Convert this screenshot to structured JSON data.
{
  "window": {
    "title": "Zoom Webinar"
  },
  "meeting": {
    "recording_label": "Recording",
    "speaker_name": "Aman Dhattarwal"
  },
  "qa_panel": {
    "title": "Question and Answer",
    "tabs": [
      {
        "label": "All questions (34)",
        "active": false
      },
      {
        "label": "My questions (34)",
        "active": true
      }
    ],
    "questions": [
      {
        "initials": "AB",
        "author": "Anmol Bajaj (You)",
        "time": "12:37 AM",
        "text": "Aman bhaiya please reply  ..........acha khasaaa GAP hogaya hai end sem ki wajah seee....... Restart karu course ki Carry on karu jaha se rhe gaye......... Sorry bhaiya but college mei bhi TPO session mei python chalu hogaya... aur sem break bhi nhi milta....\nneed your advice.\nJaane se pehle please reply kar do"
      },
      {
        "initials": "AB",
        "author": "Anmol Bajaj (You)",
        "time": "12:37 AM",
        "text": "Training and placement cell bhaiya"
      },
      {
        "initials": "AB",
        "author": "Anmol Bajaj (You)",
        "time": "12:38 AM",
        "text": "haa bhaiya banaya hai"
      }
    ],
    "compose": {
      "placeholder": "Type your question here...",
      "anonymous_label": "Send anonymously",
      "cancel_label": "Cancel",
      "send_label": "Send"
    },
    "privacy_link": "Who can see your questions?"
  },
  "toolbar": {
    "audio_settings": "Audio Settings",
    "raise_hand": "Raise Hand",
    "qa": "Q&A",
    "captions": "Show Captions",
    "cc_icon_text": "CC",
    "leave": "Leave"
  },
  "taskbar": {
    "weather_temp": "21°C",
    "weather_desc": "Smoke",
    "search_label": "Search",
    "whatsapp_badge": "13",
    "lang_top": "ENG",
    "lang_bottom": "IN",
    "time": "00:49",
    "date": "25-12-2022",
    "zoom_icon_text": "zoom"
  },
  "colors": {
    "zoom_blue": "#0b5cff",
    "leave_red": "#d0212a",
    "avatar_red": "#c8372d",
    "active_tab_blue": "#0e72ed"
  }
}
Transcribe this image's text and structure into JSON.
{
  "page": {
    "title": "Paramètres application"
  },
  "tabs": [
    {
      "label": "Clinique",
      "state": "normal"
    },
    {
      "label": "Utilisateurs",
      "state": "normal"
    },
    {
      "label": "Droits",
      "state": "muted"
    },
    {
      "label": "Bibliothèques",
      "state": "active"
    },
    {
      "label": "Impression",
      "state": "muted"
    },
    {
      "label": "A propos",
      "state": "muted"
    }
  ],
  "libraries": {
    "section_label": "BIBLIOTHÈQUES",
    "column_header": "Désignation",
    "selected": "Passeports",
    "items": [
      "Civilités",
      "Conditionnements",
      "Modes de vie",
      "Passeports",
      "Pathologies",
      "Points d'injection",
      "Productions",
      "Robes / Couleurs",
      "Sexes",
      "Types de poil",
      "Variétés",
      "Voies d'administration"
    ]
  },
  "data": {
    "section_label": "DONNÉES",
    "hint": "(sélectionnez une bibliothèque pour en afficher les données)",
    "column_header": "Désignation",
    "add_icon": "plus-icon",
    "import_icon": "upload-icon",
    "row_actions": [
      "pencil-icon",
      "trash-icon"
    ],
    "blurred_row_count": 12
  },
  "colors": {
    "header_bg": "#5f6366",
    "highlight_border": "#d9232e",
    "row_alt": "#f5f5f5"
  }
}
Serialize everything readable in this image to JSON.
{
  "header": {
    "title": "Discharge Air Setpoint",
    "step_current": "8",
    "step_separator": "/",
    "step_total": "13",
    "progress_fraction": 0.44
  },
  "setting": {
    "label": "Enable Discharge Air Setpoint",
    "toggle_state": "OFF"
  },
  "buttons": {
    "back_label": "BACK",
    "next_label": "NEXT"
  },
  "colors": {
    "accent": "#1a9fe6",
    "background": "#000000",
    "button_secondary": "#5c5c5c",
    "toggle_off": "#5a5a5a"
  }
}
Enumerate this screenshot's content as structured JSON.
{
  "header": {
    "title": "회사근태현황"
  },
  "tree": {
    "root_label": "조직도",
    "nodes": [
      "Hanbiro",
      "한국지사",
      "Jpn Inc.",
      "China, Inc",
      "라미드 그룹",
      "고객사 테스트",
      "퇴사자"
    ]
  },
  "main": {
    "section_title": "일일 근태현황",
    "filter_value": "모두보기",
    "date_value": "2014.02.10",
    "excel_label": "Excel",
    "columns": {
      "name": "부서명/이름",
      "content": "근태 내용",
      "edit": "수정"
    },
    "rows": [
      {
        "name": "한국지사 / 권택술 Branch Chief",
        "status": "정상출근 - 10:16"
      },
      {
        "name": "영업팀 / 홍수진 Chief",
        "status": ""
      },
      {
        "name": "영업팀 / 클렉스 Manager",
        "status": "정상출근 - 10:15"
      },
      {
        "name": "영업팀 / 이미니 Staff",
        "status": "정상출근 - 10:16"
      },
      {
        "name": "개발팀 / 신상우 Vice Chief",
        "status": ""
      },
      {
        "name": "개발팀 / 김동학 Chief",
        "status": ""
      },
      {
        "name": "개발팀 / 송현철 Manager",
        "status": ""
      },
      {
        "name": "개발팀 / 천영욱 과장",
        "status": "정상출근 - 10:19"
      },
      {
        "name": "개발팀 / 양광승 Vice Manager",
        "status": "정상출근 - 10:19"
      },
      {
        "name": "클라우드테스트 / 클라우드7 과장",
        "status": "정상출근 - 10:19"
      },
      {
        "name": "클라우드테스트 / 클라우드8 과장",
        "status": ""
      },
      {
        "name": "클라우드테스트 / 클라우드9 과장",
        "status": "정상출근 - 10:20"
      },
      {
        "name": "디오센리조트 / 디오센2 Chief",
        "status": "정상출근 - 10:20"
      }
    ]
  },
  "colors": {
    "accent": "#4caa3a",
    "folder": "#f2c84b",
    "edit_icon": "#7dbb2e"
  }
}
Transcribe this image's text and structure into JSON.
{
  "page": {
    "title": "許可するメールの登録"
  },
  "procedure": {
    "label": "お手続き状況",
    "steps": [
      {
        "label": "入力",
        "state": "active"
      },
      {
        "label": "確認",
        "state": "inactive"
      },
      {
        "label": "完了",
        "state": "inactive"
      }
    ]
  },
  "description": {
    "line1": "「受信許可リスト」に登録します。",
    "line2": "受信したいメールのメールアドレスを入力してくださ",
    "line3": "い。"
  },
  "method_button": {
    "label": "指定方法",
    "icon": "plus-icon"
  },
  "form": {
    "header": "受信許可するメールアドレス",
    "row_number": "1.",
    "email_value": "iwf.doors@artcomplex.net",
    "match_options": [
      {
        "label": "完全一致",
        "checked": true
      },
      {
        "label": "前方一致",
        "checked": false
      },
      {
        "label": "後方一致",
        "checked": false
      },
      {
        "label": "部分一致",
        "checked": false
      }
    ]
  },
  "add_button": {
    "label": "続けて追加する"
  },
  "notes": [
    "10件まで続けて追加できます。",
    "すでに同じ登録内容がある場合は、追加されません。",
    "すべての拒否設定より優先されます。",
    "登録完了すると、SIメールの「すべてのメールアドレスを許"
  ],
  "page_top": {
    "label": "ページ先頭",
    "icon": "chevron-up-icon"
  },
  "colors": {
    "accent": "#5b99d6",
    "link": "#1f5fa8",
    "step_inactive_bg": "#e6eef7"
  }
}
★ ★ ★ ★ ★ ★ ★
Quote all the records exactly, please, leaving none out.

Convert this screenshot to structured JSON data.
{
  "window": {
    "title": "Zoom Webinar"
  },
  "meeting": {
    "recording_label": "Recording",
    "speaker_name": "Aman Dhattarwal"
  },
  "qa_panel": {
    "title": "Question and Answer",
    "tabs": [
      {
        "label": "All questions (34)",
        "active": false
      },
      {
        "label": "My questions (34)",
        "active": true
      }
    ],
    "questions": [
      {
        "initials": "AB",
        "author": "Anmol Bajaj (You)",
        "time": "12:37 AM",
        "text": "Aman bhaiya please reply  ..........acha khasaaa GAP hogaya hai end sem ki wajah seee....... Restart karu course ki Carry on karu jaha se rhe gaye......... Sorry bhaiya but college mei bhi TPO session mei python chalu hogaya... aur sem break bhi nhi milta....\nneed your advice.\nJaane se pehle please reply kar do"
      },
      {
        "initials": "AB",
        "author": "Anmol Bajaj (You)",
        "time": "12:37 AM",
        "text": "Training and placement cell bhaiya"
      },
      {
        "initials": "AB",
        "author": "Anmol Bajaj (You)",
        "time": "12:38 AM",
        "text": "haa bhaiya banaya hai"
      }
    ],
    "compose": {
      "placeholder": "Type your question here...",
      "anonymous_label": "Send anonymously",
      "cancel_label": "Cancel",
      "send_label": "Send"
    },
    "privacy_link": "Who can see your questions?"
  },
  "toolbar": {
    "audio_settings": "Audio Settings",
    "raise_hand": "Raise Hand",
    "qa": "Q&A",
    "captions": "Show Captions",
    "cc_icon_text": "CC",
    "leave": "Leave"
  },
  "taskbar": {
    "weather_temp": "21°C",
    "weather_desc": "Smoke",
    "search_label": "Search",
    "whatsapp_badge": "13",
    "lang_top": "ENG",
    "lang_bottom": "IN",
    "time": "00:49",
    "date": "25-12-2022",
    "zoom_icon_text": "zoom"
  },
  "colors": {
    "zoom_blue": "#0b5cff",
    "leave_red": "#d0212a",
    "avatar_red": "#c8372d",
    "active_tab_blue": "#0e72ed"
  }
}
Transcribe this image's text and structure into JSON.
{
  "page": {
    "title": "Paramètres application"
  },
  "tabs": [
    {
      "label": "Clinique",
      "state": "normal"
    },
    {
      "label": "Utilisateurs",
      "state": "normal"
    },
    {
      "label": "Droits",
      "state": "muted"
    },
    {
      "label": "Bibliothèques",
      "state": "active"
    },
    {
      "label": "Impression",
      "state": "muted"
    },
    {
      "label": "A propos",
      "state": "muted"
    }
  ],
  "libraries": {
    "section_label": "BIBLIOTHÈQUES",
    "column_header": "Désignation",
    "selected": "Passeports",
    "items": [
      "Civilités",
      "Conditionnements",
      "Modes de vie",
      "Passeports",
      "Pathologies",
      "Points d'injection",
      "Productions",
      "Robes / Couleurs",
      "Sexes",
      "Types de poil",
      "Variétés",
      "Voies d'administration"
    ]
  },
  "data": {
    "section_label": "DONNÉES",
    "hint": "(sélectionnez une bibliothèque pour en afficher les données)",
    "column_header": "Désignation",
    "add_icon": "plus-icon",
    "import_icon": "upload-icon",
    "row_actions": [
      "pencil-icon",
      "trash-icon"
    ],
    "blurred_row_count": 12
  },
  "colors": {
    "header_bg": "#5f6366",
    "highlight_border": "#d9232e",
    "row_alt": "#f5f5f5"
  }
}
Serialize everything readable in this image to JSON.
{
  "header": {
    "title": "Discharge Air Setpoint",
    "step_current": "8",
    "step_separator": "/",
    "step_total": "13",
    "progress_fraction": 0.44
  },
  "setting": {
    "label": "Enable Discharge Air Setpoint",
    "toggle_state": "OFF"
  },
  "buttons": {
    "back_label": "BACK",
    "next_label": "NEXT"
  },
  "colors": {
    "accent": "#1a9fe6",
    "background": "#000000",
    "button_secondary": "#5c5c5c",
    "toggle_off": "#5a5a5a"
  }
}
Enumerate this screenshot's content as structured JSON.
{
  "header": {
    "title": "회사근태현황"
  },
  "tree": {
    "root_label": "조직도",
    "nodes": [
      "Hanbiro",
      "한국지사",
      "Jpn Inc.",
      "China, Inc",
      "라미드 그룹",
      "고객사 테스트",
      "퇴사자"
    ]
  },
  "main": {
    "section_title": "일일 근태현황",
    "filter_value": "모두보기",
    "date_value": "2014.02.10",
    "excel_label": "Excel",
    "columns": {
      "name": "부서명/이름",
      "content": "근태 내용",
      "edit": "수정"
    },
    "rows": [
      {
        "name": "한국지사 / 권택술 Branch Chief",
        "status": "정상출근 - 10:16"
      },
      {
        "name": "영업팀 / 홍수진 Chief",
        "status": ""
      },
      {
        "name": "영업팀 / 클렉스 Manager",
        "status": "정상출근 - 10:15"
      },
      {
        "name": "영업팀 / 이미니 Staff",
        "status": "정상출근 - 10:16"
      },
      {
        "name": "개발팀 / 신상우 Vice Chief",
        "status": ""
      },
      {
        "name": "개발팀 / 김동학 Chief",
        "status": ""
      },
      {
        "name": "개발팀 / 송현철 Manager",
        "status": ""
      },
      {
        "name": "개발팀 / 천영욱 과장",
        "status": "정상출근 - 10:19"
      },
      {
        "name": "개발팀 / 양광승 Vice Manager",
        "status": "정상출근 - 10:19"
      },
      {
        "name": "클라우드테스트 / 클라우드7 과장",
        "status": "정상출근 - 10:19"
      },
      {
        "name": "클라우드테스트 / 클라우드8 과장",
        "status": ""
      },
      {
        "name": "클라우드테스트 / 클라우드9 과장",
        "status": "정상출근 - 10:20"
      },
      {
        "name": "디오센리조트 / 디오센2 Chief",
        "status": "정상출근 - 10:20"
      }
    ]
  },
  "colors": {
    "accent": "#4caa3a",
    "folder": "#f2c84b",
    "edit_icon": "#7dbb2e"
  }
}
Transcribe this image's text and structure into JSON.
{
  "page": {
    "title": "許可するメールの登録"
  },
  "procedure": {
    "label": "お手続き状況",
    "steps": [
      {
        "label": "入力",
        "state": "active"
      },
      {
        "label": "確認",
        "state": "inactive"
      },
      {
        "label": "完了",
        "state": "inactive"
      }
    ]
  },
  "description": {
    "line1": "「受信許可リスト」に登録します。",
    "line2": "受信したいメールのメールアドレスを入力してくださ",
    "line3": "い。"
  },
  "method_button": {
    "label": "指定方法",
    "icon": "plus-icon"
  },
  "form": {
    "header": "受信許可するメールアドレス",
    "row_number": "1.",
    "email_value": "iwf.doors@artcomplex.net",
    "match_options": [
      {
        "label": "完全一致",
        "checked": true
      },
      {
        "label": "前方一致",
        "checked": false
      },
      {
        "label": "後方一致",
        "checked": false
      },
      {
        "label": "部分一致",
        "checked": false
      }
    ]
  },
  "add_button": {
    "label": "続けて追加する"
  },
  "notes": [
    "10件まで続けて追加できます。",
    "すでに同じ登録内容がある場合は、追加されません。",
    "すべての拒否設定より優先されます。",
    "登録完了すると、SIメールの「すべてのメールアドレスを許"
  ],
  "page_top": {
    "label": "ページ先頭",
    "icon": "chevron-up-icon"
  },
  "colors": {
    "accent": "#5b99d6",
    "link": "#1f5fa8",
    "step_inactive_bg": "#e6eef7"
  }
}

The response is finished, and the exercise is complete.